▶ _MATERIALS PROVIDED_:
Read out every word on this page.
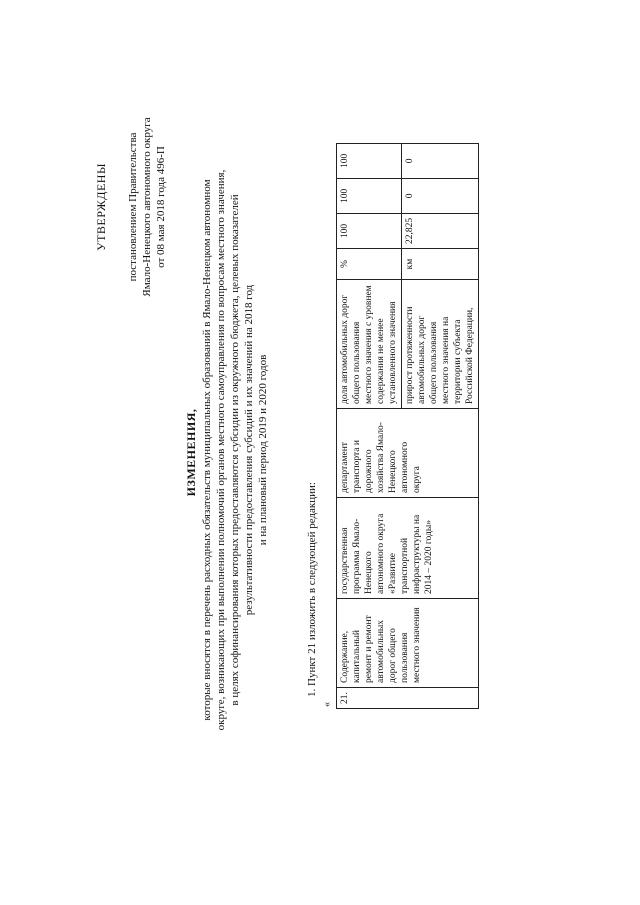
УТВЕРЖДЕНЫ постановлением Правительства Ямало-Ненецкого автономного округа от 08 мая 2018 года 496-П
ИЗМЕНЕНИЯ, которые вносятся в перечень расходных обязательств муниципальных образований в Ямало-Ненецком автономном округе, возникающих при выполнении полномочий органов местного самоуправления по вопросам местного значения, в целях софинансирования которых предоставляются субсидии из окружного бюджета, целевых показателей результативности предоставления субсидий и их значений на 2018 год и на плановый период 2019 и 2020 годов
1. Пункт 21 изложить в следующей редакции:
«
21.	Содержание, капитальный ремонт и ремонт автомобильных дорог общего пользования местного значения	государственная программа Ямало-Ненецкого автономного округа «Развитие транспортной инфраструктуры на 2014 – 2020 годы»	департамент транспорта и дорожного хозяйства Ямало-Ненецкого автономного округа	доля автомобильных дорог общего пользования местного значения с уровнем содержания не менее установленного значения	%	100	100	100
				прирост протяженности автомобильных дорог общего пользования местного значения на территории субъекта Российской Федерации,	км	22,825	0	0
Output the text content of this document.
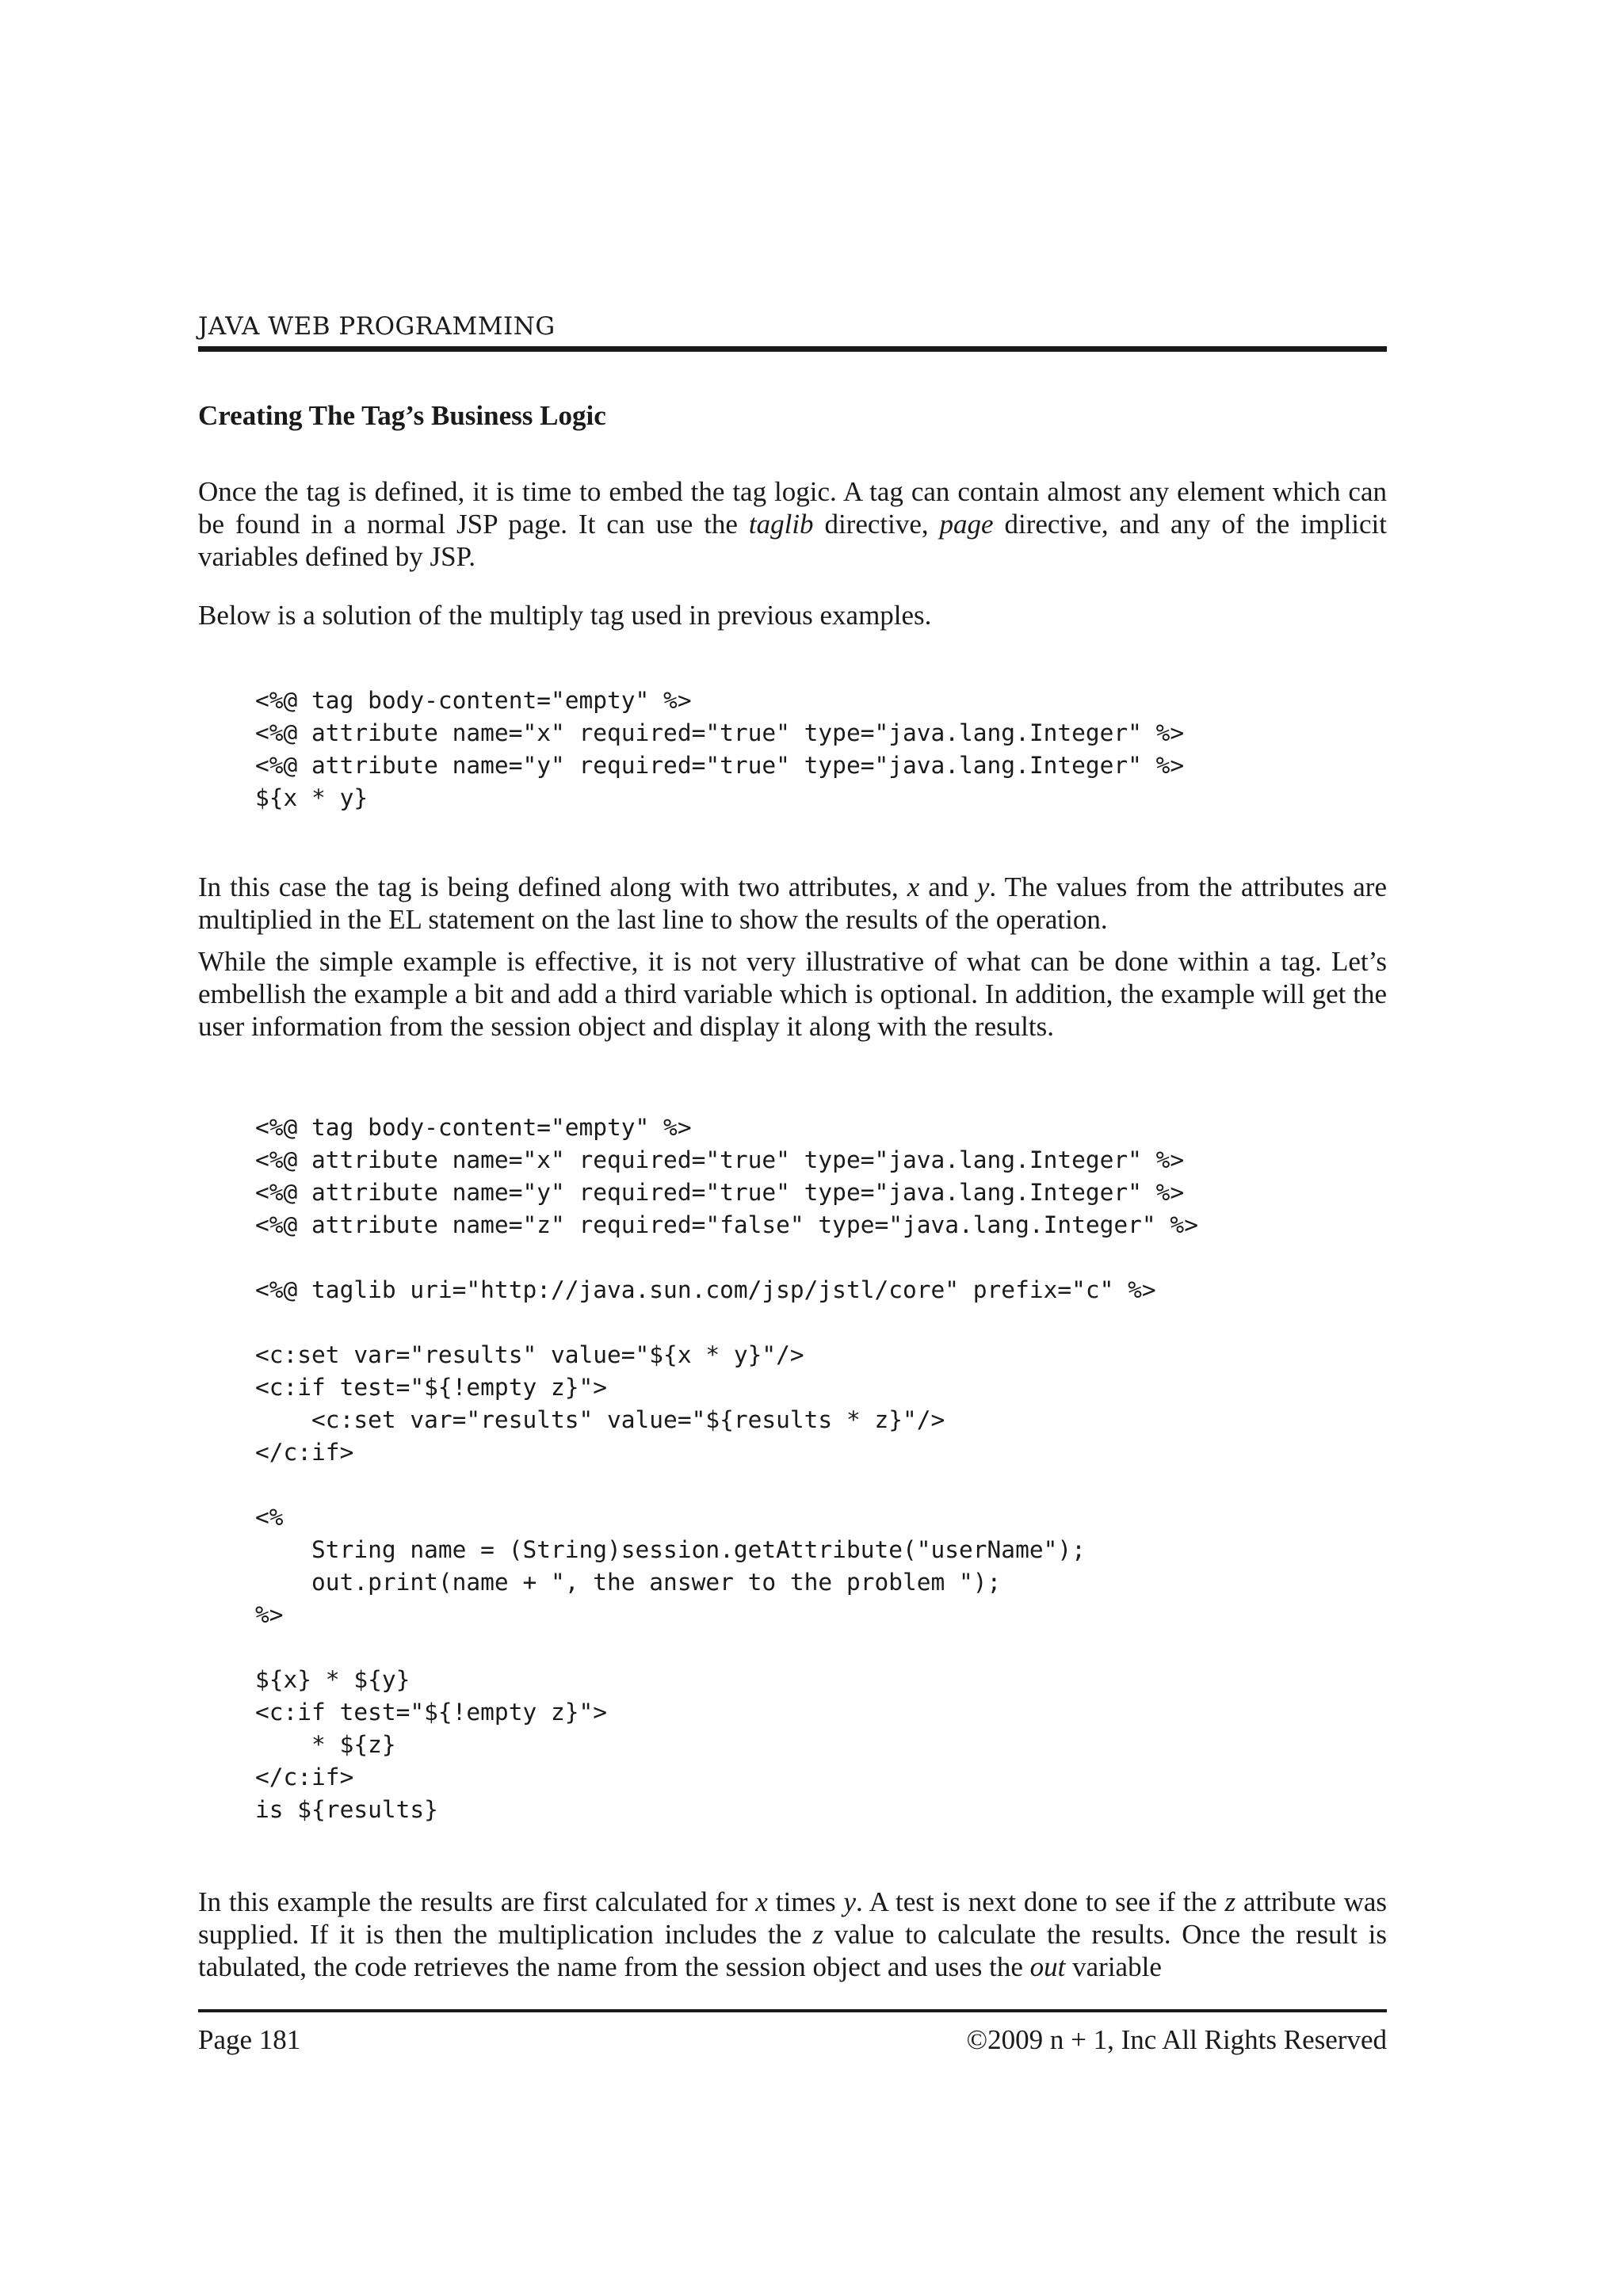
JAVA WEB PROGRAMMING
Creating The Tag’s Business Logic

Once the tag is defined, it is time to embed the tag logic. A tag can contain almost any element which can be found in a normal JSP page. It can use the taglib directive, page directive, and any of the implicit variables defined by JSP.

Below is a solution of the multiply tag used in previous examples.

<%@ tag body-content="empty" %>
<%@ attribute name="x" required="true" type="java.lang.Integer" %>
<%@ attribute name="y" required="true" type="java.lang.Integer" %>
${x * y}

In this case the tag is being defined along with two attributes, x and y. The values from the attributes are multiplied in the EL statement on the last line to show the results of the operation.

While the simple example is effective, it is not very illustrative of what can be done within a tag. Let’s embellish the example a bit and add a third variable which is optional. In addition, the example will get the user information from the session object and display it along with the results.

<%@ tag body-content="empty" %>
<%@ attribute name="x" required="true" type="java.lang.Integer" %>
<%@ attribute name="y" required="true" type="java.lang.Integer" %>
<%@ attribute name="z" required="false" type="java.lang.Integer" %>

<%@ taglib uri="http://java.sun.com/jsp/jstl/core" prefix="c" %>

<c:set var="results" value="${x * y}"/>
<c:if test="${!empty z}">
<c:set var="results" value="${results * z}"/>
</c:if>

<%
String name = (String)session.getAttribute("userName");
out.print(name + ", the answer to the problem ");
%>

${x} * ${y}
<c:if test="${!empty z}">
* ${z}
</c:if>
is ${results}

In this example the results are first calculated for x times y. A test is next done to see if the z attribute was supplied. If it is then the multiplication includes the z value to calculate the results. Once the result is tabulated, the code retrieves the name from the session object and uses the out variable

Page 181	©2009 n + 1, Inc All Rights Reserved
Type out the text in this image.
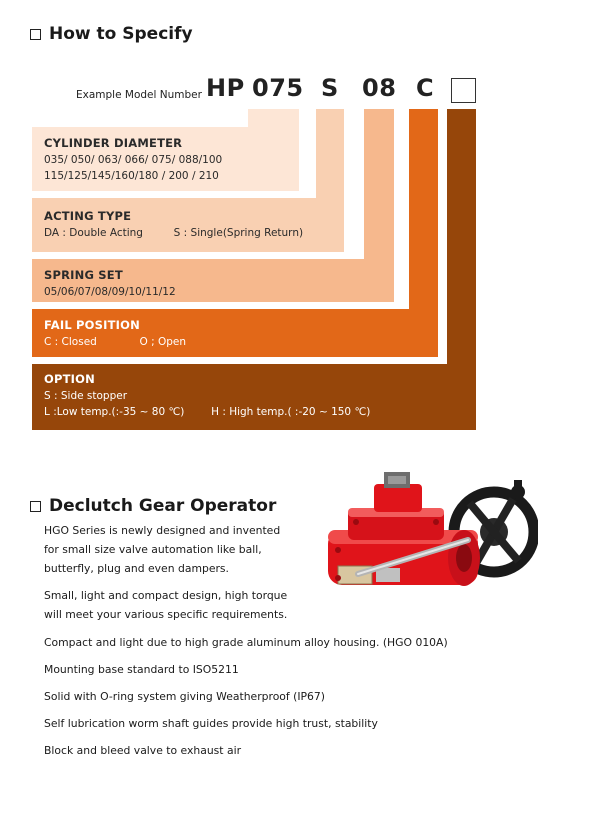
How to Specify
Example Model Number HP 075 S 08 C
CYLINDER DIAMETER
035/ 050/ 063/ 066/ 075/ 088/100
115/125/145/160/180 / 200 / 210
ACTING TYPE
DA : Double Acting	S : Single(Spring Return)
SPRING SET
05/06/07/08/09/10/11/12
FAIL POSITION
C : Closed	O ; Open
OPTION
S : Side stopper
L :Low temp.(:-35 ~ 80 ℃)	H : High temp.( :-20 ~ 150 ℃)
Declutch Gear Operator
HGO Series is newly designed and invented
for small size valve automation like ball,
butterfly, plug and even dampers.
Small, light and compact design, high torque
will meet your various specific requirements.
Compact and light due to high grade aluminum alloy housing. (HGO 010A)
Mounting base standard to ISO5211
Solid with O-ring system giving Weatherproof (IP67)
Self lubrication worm shaft guides provide high trust, stability
Block and bleed valve to exhaust air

▶ _GIVEN INSTRUCTION_: Using the records above, find and show each line with the string "defined".

▶ _EXPECTED ANSWER_:
Once the tag is defined, it is time to embed the tag logic. A tag can contain almost any element which can be found in a normal JSP page. It can use the taglib directive, page directive, and any of the implicit variables defined by JSP.
In this case the tag is being defined along with two attributes, x and y. The values from the attributes are multiplied in the EL statement on the last line to show the results of the operation.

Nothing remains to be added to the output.